▶ [Listing]:
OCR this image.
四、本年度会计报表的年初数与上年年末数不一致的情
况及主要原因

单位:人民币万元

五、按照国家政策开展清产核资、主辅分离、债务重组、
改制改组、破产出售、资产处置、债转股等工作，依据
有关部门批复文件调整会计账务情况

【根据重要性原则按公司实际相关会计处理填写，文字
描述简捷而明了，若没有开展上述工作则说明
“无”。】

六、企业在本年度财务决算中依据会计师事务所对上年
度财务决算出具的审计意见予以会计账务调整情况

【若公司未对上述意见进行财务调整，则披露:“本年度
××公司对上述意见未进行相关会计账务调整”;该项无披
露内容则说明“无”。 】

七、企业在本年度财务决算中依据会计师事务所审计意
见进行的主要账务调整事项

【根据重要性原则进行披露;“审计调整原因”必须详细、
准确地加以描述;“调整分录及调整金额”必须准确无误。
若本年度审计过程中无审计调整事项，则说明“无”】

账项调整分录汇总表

▶ [Your objective]:
Copy the material above, line for line.

▶ [Result]:
OCR this image.
四、本年度会计报表的年初数与上年年末数不一致的情
况及主要原因

单位:人民币万元

五、按照国家政策开展清产核资、主辅分离、债务重组、
改制改组、破产出售、资产处置、债转股等工作，依据
有关部门批复文件调整会计账务情况

【根据重要性原则按公司实际相关会计处理填写，文字
描述简捷而明了，若没有开展上述工作则说明
“无”。】

六、企业在本年度财务决算中依据会计师事务所对上年
度财务决算出具的审计意见予以会计账务调整情况

【若公司未对上述意见进行财务调整，则披露:“本年度
××公司对上述意见未进行相关会计账务调整”;该项无披
露内容则说明“无”。 】

七、企业在本年度财务决算中依据会计师事务所审计意
见进行的主要账务调整事项

【根据重要性原则进行披露;“审计调整原因”必须详细、
准确地加以描述;“调整分录及调整金额”必须准确无误。
若本年度审计过程中无审计调整事项，则说明“无”】

账项调整分录汇总表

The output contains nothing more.